Data records
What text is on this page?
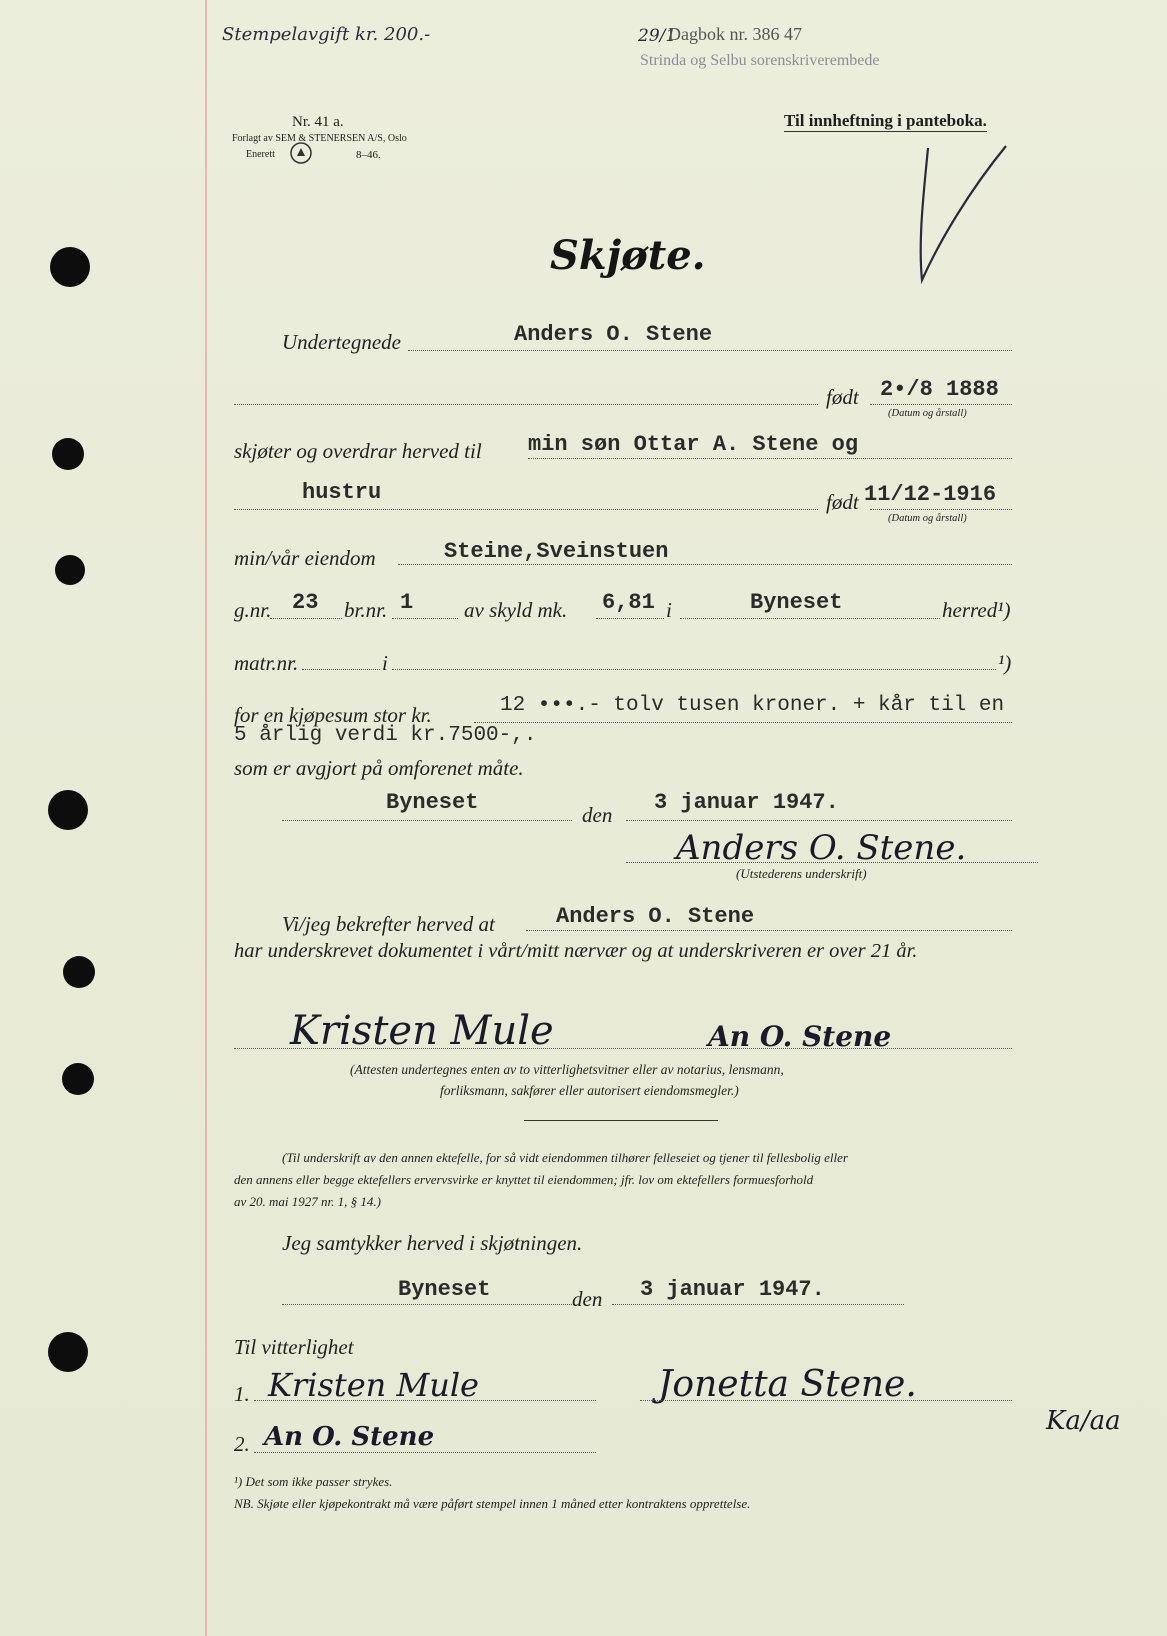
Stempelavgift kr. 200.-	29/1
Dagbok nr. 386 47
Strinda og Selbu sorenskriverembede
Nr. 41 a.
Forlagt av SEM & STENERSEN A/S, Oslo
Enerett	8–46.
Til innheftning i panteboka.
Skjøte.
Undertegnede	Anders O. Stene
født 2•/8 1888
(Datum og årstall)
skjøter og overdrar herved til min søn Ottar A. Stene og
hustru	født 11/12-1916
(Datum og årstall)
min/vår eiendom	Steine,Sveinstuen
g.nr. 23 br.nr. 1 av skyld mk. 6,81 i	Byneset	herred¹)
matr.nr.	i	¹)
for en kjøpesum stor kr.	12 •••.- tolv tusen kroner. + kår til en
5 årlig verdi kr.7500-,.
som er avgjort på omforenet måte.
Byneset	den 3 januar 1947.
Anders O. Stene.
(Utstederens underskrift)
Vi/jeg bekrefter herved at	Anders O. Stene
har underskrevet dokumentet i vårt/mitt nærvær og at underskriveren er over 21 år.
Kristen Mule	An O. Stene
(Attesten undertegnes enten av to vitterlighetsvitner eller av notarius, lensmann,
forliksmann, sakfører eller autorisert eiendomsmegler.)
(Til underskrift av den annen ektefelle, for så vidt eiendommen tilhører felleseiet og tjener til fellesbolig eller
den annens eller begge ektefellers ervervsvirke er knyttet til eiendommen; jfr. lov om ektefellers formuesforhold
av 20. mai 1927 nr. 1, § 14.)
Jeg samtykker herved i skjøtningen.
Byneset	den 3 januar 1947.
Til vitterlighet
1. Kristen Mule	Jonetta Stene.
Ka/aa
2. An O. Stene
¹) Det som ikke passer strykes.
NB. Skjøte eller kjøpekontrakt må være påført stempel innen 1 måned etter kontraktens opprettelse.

* * *

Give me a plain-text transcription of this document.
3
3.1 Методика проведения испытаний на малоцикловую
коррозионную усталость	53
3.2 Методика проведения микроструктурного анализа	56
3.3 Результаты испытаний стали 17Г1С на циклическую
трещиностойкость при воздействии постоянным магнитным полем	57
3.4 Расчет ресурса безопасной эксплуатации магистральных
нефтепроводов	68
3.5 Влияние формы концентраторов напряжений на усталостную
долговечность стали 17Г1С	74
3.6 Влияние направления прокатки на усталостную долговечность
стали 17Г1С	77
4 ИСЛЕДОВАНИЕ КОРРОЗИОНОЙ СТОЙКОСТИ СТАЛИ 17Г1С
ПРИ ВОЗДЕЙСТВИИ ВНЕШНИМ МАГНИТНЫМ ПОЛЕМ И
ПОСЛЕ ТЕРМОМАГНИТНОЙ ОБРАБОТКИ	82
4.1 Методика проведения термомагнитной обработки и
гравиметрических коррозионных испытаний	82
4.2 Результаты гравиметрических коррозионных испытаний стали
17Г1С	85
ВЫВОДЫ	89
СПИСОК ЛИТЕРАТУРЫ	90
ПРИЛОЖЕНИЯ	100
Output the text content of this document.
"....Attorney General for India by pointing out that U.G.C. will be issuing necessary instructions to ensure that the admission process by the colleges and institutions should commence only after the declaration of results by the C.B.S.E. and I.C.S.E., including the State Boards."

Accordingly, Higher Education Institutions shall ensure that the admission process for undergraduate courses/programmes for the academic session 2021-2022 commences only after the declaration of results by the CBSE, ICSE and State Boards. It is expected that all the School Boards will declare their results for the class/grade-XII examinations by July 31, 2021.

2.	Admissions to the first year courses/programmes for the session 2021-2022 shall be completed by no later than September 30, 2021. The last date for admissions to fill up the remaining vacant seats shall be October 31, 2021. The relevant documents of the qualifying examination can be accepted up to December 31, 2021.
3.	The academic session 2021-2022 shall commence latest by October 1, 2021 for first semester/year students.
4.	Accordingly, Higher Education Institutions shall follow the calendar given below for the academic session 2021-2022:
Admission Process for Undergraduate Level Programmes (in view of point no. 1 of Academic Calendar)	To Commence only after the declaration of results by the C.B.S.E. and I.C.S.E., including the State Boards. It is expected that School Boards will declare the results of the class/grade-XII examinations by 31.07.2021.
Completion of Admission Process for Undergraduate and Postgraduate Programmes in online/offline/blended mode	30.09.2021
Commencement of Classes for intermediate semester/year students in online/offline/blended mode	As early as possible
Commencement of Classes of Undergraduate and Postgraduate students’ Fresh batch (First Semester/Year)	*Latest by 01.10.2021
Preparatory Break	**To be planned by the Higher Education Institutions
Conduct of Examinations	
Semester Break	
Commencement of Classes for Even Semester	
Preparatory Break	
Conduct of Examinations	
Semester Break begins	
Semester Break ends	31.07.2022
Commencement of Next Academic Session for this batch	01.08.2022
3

* STATED EXERCISE:
Look through the entries above. Extract each line with the word "Break".

* IN RESPONSE:
Preparatory Break	**To be planned by the Higher Education Institutions
Semester Break	
Preparatory Break	
Semester Break begins	
Semester Break ends	31.07.2022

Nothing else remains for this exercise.